INSTRUCTIONS TO FOLLOW
Lines containing the word "Wavelength" are to be counted; state their number and nothing further.

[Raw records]

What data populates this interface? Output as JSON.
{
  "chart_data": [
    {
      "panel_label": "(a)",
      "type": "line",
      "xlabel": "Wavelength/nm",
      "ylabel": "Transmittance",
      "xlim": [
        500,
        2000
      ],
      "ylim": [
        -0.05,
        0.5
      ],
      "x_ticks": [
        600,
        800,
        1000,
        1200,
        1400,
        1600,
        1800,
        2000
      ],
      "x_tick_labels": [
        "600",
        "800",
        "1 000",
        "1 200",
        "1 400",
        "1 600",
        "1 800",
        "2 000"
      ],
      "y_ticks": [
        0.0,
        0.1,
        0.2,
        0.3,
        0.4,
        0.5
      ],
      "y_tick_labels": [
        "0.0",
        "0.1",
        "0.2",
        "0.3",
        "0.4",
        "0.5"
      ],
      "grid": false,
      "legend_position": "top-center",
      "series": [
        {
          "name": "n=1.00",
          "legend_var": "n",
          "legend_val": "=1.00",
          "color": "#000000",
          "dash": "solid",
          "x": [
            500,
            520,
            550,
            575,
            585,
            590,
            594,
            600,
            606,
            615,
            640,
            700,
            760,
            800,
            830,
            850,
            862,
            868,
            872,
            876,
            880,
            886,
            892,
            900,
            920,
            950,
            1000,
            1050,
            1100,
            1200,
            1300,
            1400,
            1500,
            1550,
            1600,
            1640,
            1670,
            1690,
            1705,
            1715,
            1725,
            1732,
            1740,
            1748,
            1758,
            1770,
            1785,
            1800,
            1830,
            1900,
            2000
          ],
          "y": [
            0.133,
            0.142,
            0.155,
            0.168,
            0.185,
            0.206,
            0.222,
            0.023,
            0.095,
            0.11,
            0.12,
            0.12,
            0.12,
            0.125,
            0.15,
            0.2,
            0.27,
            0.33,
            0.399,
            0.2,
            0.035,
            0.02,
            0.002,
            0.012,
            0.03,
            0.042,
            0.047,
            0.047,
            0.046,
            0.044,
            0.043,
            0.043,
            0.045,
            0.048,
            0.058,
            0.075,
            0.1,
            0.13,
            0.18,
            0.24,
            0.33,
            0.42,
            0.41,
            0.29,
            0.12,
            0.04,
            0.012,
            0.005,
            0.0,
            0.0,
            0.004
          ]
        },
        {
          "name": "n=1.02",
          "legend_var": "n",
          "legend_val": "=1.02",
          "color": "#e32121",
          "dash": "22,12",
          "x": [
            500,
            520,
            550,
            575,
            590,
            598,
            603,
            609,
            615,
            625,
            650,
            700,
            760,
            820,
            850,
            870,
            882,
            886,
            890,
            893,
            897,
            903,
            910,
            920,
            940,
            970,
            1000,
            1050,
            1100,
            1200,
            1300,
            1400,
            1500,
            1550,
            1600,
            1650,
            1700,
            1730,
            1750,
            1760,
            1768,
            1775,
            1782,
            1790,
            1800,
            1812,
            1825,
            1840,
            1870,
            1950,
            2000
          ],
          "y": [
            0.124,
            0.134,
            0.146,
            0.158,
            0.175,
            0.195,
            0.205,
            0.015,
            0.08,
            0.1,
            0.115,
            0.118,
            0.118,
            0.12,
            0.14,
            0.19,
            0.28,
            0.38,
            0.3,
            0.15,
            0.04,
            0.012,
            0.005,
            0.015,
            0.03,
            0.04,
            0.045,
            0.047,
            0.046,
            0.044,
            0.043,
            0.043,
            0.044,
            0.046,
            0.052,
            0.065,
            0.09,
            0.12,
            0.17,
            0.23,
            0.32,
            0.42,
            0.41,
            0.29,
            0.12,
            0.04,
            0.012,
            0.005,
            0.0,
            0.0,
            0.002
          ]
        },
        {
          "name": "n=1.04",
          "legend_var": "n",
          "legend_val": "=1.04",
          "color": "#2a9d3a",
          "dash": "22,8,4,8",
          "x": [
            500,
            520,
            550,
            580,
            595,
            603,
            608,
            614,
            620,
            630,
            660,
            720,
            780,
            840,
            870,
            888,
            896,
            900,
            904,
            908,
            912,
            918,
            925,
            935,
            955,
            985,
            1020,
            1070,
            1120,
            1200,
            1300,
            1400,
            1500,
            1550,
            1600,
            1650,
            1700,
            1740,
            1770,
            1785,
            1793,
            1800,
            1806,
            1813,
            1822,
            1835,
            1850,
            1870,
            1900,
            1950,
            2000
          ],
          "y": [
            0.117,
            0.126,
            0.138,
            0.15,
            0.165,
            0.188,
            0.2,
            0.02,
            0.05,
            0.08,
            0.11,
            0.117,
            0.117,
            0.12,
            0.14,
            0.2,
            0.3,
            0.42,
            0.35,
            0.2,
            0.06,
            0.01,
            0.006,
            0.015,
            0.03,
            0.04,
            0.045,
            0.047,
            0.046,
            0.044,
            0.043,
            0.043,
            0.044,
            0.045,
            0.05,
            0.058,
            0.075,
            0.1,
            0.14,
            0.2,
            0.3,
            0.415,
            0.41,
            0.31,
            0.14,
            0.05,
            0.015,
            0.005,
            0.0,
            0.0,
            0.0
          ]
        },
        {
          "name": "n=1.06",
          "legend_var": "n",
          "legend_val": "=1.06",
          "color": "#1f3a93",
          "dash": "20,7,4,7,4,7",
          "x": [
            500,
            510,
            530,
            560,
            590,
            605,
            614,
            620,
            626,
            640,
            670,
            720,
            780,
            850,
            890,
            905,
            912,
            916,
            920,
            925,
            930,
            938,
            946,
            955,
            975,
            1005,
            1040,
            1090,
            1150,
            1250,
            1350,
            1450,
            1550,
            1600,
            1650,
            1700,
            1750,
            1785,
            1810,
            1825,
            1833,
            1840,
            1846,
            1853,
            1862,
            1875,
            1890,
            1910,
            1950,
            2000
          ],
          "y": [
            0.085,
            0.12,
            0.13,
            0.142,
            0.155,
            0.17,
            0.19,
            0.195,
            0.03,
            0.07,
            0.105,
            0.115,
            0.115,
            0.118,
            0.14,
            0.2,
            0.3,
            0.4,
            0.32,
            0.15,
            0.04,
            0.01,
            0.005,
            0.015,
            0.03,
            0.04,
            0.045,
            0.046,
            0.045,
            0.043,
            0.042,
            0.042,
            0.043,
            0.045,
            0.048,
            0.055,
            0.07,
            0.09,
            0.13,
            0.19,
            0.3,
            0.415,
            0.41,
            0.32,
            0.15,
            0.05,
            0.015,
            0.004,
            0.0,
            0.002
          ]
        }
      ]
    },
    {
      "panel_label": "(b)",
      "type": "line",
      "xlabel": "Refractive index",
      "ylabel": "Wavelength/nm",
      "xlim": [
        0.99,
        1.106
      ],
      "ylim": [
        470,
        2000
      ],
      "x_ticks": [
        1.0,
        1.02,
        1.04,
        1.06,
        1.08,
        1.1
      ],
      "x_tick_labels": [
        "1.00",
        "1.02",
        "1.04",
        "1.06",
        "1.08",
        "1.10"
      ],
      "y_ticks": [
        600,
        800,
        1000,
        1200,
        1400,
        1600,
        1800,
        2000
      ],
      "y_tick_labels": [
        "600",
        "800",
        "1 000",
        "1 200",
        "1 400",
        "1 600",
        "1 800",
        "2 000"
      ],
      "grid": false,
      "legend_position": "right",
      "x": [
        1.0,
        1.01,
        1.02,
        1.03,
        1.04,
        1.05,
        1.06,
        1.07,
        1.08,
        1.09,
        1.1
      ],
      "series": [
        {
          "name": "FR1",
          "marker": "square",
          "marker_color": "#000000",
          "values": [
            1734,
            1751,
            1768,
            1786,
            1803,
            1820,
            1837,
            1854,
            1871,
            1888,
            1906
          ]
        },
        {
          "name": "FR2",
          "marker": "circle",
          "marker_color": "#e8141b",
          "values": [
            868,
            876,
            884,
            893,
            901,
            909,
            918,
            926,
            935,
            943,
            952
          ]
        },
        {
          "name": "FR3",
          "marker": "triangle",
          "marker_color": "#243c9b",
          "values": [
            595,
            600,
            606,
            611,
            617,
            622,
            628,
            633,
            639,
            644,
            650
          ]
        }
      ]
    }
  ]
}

* * *

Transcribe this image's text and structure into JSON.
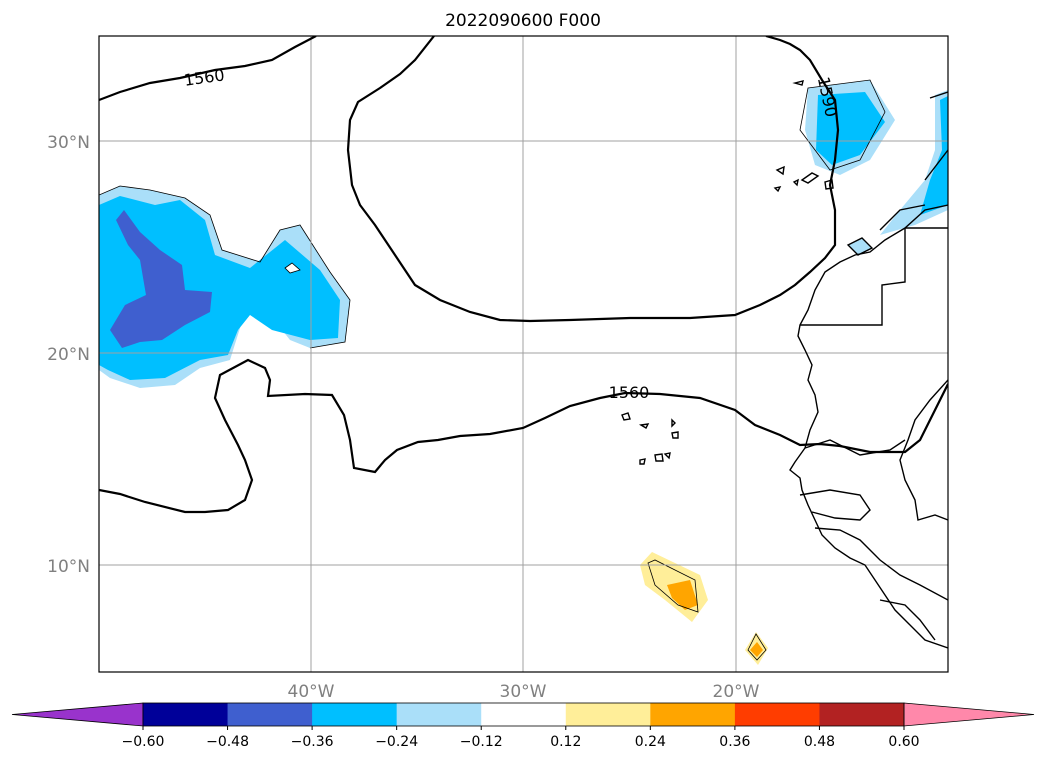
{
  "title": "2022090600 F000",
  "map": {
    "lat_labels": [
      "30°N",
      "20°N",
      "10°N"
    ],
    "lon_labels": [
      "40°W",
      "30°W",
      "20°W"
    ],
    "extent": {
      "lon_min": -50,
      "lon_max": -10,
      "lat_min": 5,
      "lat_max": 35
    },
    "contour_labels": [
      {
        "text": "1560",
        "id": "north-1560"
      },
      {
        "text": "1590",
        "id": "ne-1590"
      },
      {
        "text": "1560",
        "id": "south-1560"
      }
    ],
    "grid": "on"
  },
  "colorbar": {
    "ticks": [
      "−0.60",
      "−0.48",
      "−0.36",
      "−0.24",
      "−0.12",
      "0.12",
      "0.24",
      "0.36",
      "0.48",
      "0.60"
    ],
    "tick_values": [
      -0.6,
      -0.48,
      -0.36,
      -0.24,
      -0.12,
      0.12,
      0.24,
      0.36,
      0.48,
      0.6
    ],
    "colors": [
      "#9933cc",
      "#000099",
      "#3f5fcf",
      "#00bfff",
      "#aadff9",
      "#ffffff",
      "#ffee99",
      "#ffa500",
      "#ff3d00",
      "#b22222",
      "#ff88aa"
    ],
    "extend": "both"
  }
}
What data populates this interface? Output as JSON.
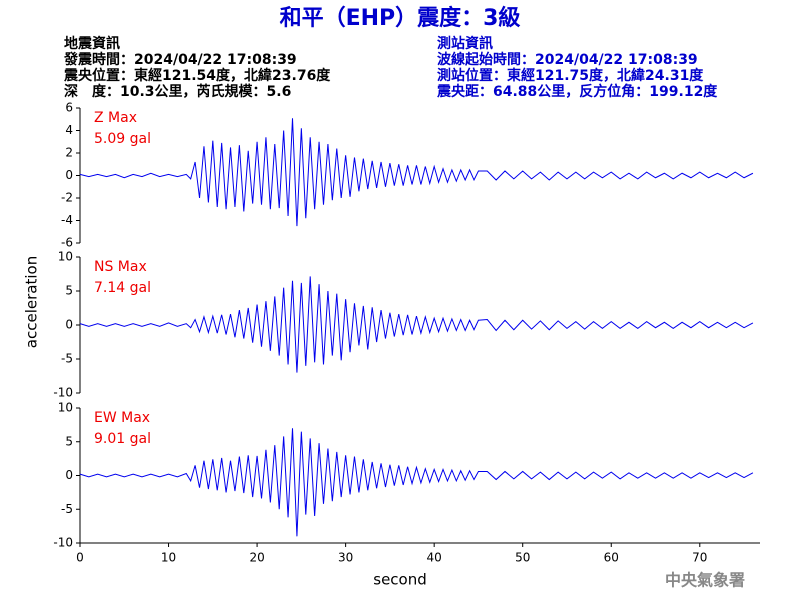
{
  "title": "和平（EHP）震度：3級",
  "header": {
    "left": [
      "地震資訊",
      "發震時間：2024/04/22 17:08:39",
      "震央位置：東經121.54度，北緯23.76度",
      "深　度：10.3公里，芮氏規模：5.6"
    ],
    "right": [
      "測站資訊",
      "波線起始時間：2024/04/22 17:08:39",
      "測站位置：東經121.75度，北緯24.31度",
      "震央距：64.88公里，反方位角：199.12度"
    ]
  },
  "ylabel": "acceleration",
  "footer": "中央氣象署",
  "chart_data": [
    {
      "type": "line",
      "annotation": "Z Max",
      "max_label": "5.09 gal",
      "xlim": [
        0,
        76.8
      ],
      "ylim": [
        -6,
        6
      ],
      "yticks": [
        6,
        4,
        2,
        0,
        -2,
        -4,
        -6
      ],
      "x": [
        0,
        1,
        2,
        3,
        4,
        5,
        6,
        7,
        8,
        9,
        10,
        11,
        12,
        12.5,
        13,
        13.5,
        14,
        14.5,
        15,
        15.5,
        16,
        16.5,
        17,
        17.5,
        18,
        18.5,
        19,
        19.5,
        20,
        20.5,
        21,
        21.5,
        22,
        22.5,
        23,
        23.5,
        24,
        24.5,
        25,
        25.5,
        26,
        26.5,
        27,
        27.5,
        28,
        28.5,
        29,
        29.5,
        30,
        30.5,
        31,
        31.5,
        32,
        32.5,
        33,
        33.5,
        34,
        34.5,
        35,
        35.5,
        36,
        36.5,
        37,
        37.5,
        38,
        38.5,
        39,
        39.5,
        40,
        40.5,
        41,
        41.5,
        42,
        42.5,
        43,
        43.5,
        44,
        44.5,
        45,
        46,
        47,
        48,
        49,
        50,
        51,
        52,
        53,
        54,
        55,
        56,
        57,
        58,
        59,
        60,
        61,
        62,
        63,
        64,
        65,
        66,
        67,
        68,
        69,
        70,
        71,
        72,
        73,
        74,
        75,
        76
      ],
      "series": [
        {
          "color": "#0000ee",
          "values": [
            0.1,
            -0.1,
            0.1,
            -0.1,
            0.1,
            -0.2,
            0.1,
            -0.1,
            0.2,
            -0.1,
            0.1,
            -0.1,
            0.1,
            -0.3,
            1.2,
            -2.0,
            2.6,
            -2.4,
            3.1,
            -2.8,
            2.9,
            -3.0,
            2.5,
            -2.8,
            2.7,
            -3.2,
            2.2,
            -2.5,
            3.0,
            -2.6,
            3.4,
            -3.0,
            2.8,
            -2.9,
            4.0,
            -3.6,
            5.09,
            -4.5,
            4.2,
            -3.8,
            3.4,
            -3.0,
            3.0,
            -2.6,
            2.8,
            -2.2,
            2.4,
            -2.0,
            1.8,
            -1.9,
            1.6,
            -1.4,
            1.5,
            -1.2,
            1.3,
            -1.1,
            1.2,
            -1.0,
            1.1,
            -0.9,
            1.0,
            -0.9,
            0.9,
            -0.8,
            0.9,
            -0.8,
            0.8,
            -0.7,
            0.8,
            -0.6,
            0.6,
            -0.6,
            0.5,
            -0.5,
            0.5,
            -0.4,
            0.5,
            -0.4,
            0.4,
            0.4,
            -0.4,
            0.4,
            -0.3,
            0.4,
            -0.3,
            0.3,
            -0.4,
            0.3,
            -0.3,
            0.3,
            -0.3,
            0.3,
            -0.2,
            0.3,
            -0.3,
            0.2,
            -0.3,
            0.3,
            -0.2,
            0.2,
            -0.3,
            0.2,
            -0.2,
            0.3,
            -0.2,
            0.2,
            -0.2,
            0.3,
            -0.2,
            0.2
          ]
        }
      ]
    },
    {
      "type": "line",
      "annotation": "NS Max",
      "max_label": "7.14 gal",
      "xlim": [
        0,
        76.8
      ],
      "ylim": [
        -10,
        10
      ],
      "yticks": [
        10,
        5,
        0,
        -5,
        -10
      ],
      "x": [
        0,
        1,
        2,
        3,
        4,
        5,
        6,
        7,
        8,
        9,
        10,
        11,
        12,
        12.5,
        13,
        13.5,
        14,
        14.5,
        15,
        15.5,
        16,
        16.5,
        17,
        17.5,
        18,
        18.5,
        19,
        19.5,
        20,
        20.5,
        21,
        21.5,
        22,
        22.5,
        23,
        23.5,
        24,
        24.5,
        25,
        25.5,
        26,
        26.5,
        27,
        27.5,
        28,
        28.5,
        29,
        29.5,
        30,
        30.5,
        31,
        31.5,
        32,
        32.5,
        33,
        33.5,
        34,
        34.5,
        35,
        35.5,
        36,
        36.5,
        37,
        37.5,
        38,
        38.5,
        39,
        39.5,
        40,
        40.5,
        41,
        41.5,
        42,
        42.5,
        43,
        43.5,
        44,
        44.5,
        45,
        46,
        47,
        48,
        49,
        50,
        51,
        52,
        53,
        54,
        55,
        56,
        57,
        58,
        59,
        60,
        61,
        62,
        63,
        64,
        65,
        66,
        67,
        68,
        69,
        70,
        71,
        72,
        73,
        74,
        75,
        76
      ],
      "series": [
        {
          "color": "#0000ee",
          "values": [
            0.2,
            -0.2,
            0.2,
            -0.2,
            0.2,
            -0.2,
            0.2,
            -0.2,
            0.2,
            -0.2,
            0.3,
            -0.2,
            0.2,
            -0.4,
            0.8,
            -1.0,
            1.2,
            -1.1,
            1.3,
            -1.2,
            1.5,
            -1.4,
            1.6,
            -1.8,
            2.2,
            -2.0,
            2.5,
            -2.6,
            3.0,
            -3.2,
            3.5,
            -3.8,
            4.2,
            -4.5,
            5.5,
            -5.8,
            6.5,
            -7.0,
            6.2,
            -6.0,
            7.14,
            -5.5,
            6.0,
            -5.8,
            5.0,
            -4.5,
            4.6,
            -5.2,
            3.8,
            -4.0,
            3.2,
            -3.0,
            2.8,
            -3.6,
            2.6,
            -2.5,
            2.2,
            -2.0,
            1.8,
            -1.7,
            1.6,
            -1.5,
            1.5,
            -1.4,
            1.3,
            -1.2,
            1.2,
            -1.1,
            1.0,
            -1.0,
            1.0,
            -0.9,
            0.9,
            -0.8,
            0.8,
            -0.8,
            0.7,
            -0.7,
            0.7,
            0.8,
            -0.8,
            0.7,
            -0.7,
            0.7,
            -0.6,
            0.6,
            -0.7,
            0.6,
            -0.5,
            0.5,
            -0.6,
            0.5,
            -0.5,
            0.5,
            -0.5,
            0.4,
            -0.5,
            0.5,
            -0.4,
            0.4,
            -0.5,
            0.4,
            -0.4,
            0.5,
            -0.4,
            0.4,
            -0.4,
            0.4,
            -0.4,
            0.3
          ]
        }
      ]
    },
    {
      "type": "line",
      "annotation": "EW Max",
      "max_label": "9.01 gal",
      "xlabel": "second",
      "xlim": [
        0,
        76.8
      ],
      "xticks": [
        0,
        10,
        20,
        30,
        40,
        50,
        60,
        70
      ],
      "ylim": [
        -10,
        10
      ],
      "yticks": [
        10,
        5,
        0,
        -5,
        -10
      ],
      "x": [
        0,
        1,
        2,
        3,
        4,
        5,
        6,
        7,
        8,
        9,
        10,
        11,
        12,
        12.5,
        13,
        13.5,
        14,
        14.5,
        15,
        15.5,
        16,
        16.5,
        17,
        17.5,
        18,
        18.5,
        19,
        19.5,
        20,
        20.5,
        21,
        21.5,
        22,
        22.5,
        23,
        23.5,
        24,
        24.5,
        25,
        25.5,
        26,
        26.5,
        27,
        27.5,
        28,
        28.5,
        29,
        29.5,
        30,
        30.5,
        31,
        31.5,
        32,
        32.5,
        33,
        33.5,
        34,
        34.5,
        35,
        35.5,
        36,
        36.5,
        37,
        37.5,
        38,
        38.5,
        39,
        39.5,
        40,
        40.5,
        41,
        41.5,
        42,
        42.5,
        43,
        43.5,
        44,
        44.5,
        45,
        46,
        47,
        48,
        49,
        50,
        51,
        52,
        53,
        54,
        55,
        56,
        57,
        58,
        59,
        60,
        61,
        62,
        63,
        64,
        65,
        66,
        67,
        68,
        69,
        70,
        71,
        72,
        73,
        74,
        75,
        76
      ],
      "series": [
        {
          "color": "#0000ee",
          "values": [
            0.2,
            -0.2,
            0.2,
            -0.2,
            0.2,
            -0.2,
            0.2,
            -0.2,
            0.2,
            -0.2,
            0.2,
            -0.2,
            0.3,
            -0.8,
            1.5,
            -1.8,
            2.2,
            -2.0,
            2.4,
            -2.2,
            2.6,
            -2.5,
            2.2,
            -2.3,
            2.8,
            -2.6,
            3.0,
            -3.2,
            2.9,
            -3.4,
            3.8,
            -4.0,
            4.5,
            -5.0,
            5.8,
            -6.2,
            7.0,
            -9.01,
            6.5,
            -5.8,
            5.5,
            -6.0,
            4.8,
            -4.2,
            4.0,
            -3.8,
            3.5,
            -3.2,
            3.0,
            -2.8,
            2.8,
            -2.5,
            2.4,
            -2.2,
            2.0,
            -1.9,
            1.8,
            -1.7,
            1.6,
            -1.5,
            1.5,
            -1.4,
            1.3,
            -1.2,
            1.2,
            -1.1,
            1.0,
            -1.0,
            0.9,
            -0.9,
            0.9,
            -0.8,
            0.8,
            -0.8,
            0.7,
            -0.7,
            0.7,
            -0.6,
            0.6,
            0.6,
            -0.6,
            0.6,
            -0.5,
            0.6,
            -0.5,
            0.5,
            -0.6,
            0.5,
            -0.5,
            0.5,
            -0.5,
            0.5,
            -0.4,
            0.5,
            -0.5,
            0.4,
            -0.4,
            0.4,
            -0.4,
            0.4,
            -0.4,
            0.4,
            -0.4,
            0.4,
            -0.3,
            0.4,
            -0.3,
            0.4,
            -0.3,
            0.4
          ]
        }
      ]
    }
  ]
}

RESULT OF THIS TASK
2